STATED PROBLEM: What is the number of lines containing the word "protocol"? Please answer with that number and nothing more.

ITEMS:
------------------------------------------------------------------------

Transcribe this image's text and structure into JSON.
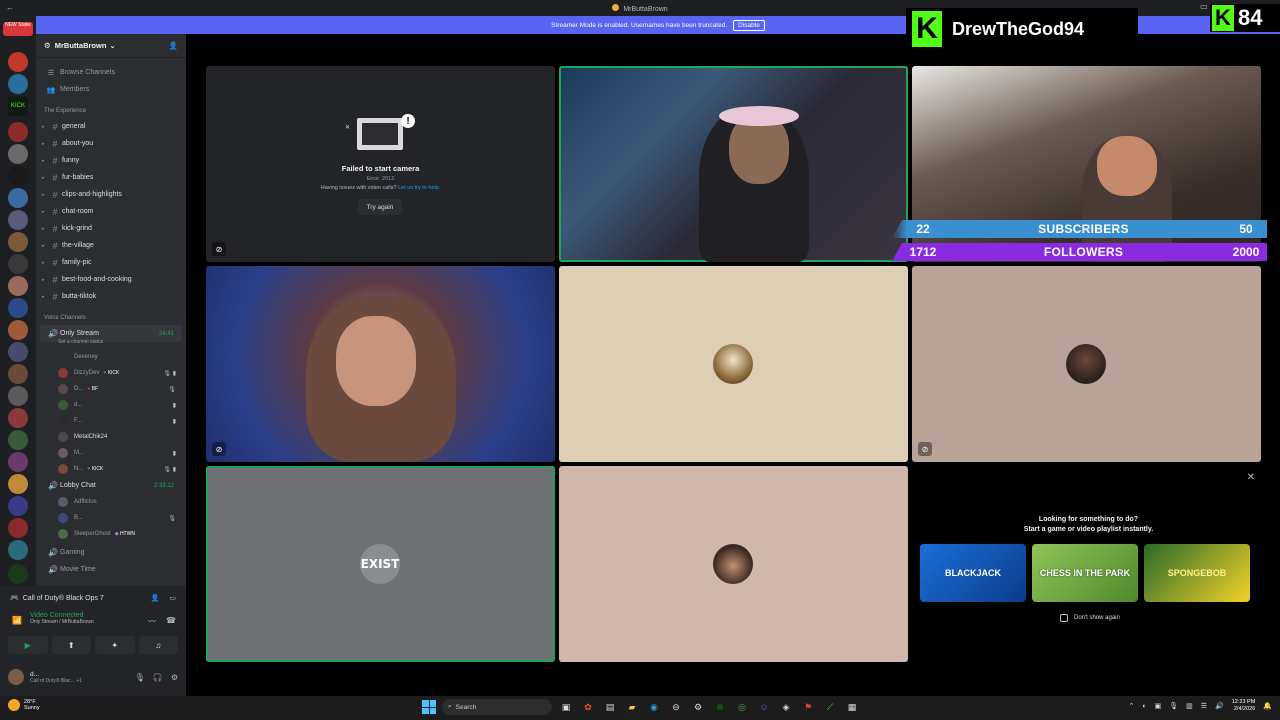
{
  "window": {
    "title": "MrButtaBrown"
  },
  "banner": {
    "text": "Streamer Mode is enabled. Usernames have been truncated.",
    "button": "Disable"
  },
  "rail": {
    "badge": "NEW Stake"
  },
  "server": {
    "name": "MrButtaBrown",
    "nav": [
      "Browse Channels",
      "Members"
    ],
    "category": "The Experience",
    "channels": [
      "general",
      "about-you",
      "funny",
      "fur-babies",
      "clips-and-highlights",
      "chat-room",
      "kick-grind",
      "the-village",
      "family-pic",
      "best-food-and-cooking",
      "butta-tiktok"
    ],
    "voice_category": "Voice Channels",
    "voice": {
      "only_stream": {
        "name": "Only Stream",
        "timer": "24:41",
        "status": "Set a channel status"
      },
      "users": [
        {
          "name": "Deveney",
          "tag": ""
        },
        {
          "name": "DizzyDev",
          "tag": "KICK"
        },
        {
          "name": "D...",
          "tag": "BF"
        },
        {
          "name": "d...",
          "tag": ""
        },
        {
          "name": "F...",
          "tag": ""
        },
        {
          "name": "MetalChik24",
          "tag": ""
        },
        {
          "name": "M...",
          "tag": ""
        },
        {
          "name": "N...",
          "tag": "KICK"
        }
      ],
      "lobby": {
        "name": "Lobby Chat",
        "timer": "2:33:12"
      },
      "lobby_users": [
        {
          "name": "Adflictus",
          "tag": ""
        },
        {
          "name": "B...",
          "tag": ""
        },
        {
          "name": "SleeperGhost",
          "tag": "HTWN"
        }
      ],
      "more": [
        "Gaming",
        "Movie Time"
      ]
    }
  },
  "panel": {
    "activity": "Call of Duty® Black Ops 7",
    "voice_status": "Video Connected",
    "voice_sub": "Only Stream / MrButtaBrown",
    "user_name": "d...",
    "user_status": "Call of Duty® Blac... +1"
  },
  "stage": {
    "camera_error": {
      "title": "Failed to start camera",
      "error": "Error: 2012",
      "help_prefix": "Having issues with video calls?",
      "help_link": "Let us try to help.",
      "retry": "Try again"
    },
    "tile7_label": "EXIST"
  },
  "overlay": {
    "subscribers": {
      "current": "22",
      "label": "SUBSCRIBERS",
      "goal": "50"
    },
    "followers": {
      "current": "1712",
      "label": "FOLLOWERS",
      "goal": "2000"
    },
    "kick_name": "DrewTheGod94",
    "kick_count": "84"
  },
  "suggestion": {
    "line1": "Looking for something to do?",
    "line2": "Start a game or video playlist instantly.",
    "cards": [
      "BLACKJACK",
      "CHESS IN THE PARK",
      "SPONGEBOB"
    ],
    "dont_show": "Don't show again"
  },
  "taskbar": {
    "temp": "28°F",
    "weather": "Sunny",
    "search": "Search",
    "time": "12:23 PM",
    "date": "2/4/2026"
  }
}
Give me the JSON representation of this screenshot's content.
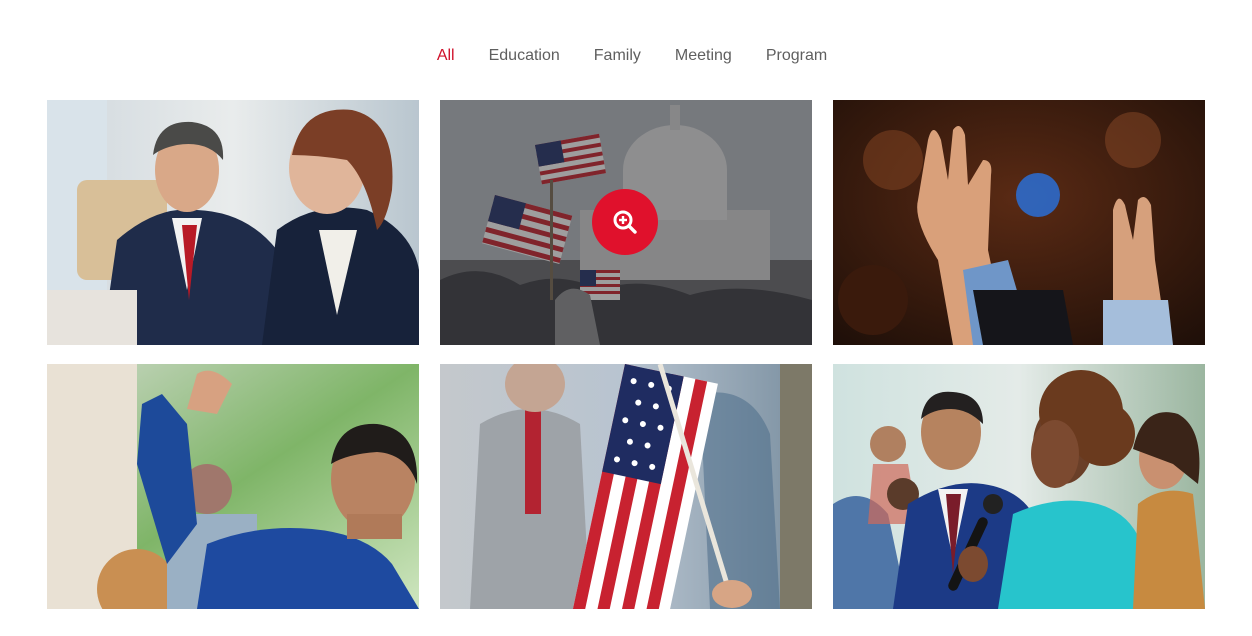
{
  "filters": {
    "items": [
      {
        "label": "All",
        "active": true
      },
      {
        "label": "Education",
        "active": false
      },
      {
        "label": "Family",
        "active": false
      },
      {
        "label": "Meeting",
        "active": false
      },
      {
        "label": "Program",
        "active": false
      }
    ]
  },
  "gallery": {
    "hovered_index": 1,
    "zoom_icon": "zoom-in-icon",
    "items": [
      {
        "image": "business-meeting-photo"
      },
      {
        "image": "capitol-flags-photo"
      },
      {
        "image": "raised-hands-photo"
      },
      {
        "image": "man-raising-hand-photo"
      },
      {
        "image": "american-flag-photo"
      },
      {
        "image": "woman-with-microphone-photo"
      }
    ]
  },
  "colors": {
    "accent": "#d0112b",
    "filter_text": "#5f5f5f",
    "zoom_button": "#e0112c"
  }
}
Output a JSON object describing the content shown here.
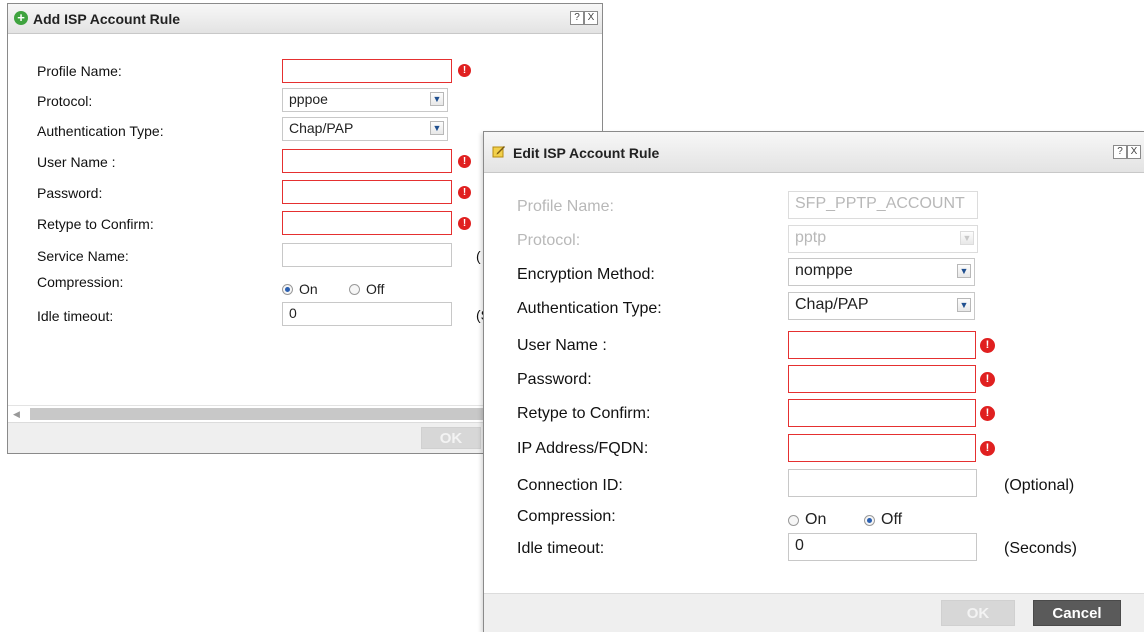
{
  "add_dialog": {
    "title": "Add ISP Account Rule",
    "help_glyph": "?",
    "close_glyph": "X",
    "labels": {
      "profile_name": "Profile Name:",
      "protocol": "Protocol:",
      "auth_type": "Authentication Type:",
      "user_name": "User Name :",
      "password": "Password:",
      "retype": "Retype to Confirm:",
      "service_name": "Service Name:",
      "compression": "Compression:",
      "idle_timeout": "Idle timeout:"
    },
    "values": {
      "profile_name": "",
      "protocol": "pppoe",
      "auth_type": "Chap/PAP",
      "user_name": "",
      "password": "",
      "retype": "",
      "service_name": "",
      "idle_timeout": "0"
    },
    "compression": {
      "on_label": "On",
      "off_label": "Off",
      "selected": "On"
    },
    "truncated_suffix_service": "(",
    "truncated_suffix_idle": "(S",
    "ok_label": "OK"
  },
  "edit_dialog": {
    "title": "Edit ISP Account Rule",
    "help_glyph": "?",
    "close_glyph": "X",
    "labels": {
      "profile_name": "Profile Name:",
      "protocol": "Protocol:",
      "encryption": "Encryption Method:",
      "auth_type": "Authentication Type:",
      "user_name": "User Name :",
      "password": "Password:",
      "retype": "Retype to Confirm:",
      "ip_address": "IP Address/FQDN:",
      "connection_id": "Connection ID:",
      "compression": "Compression:",
      "idle_timeout": "Idle timeout:"
    },
    "values": {
      "profile_name": "SFP_PPTP_ACCOUNT",
      "protocol": "pptp",
      "encryption": "nomppe",
      "auth_type": "Chap/PAP",
      "user_name": "",
      "password": "",
      "retype": "",
      "ip_address": "",
      "connection_id": "",
      "idle_timeout": "0"
    },
    "compression": {
      "on_label": "On",
      "off_label": "Off",
      "selected": "Off"
    },
    "optional_note": "(Optional)",
    "seconds_note": "(Seconds)",
    "ok_label": "OK",
    "cancel_label": "Cancel"
  },
  "icons": {
    "warning": "!",
    "dropdown_arrow": "▼",
    "scroll_left": "◀"
  },
  "colors": {
    "required_border": "#e53030",
    "warning": "#e02020",
    "add_icon": "#3fa33f",
    "cancel_button": "#5a5a5a"
  }
}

------------------------------------------------------------------------

FINAL RESULT: 4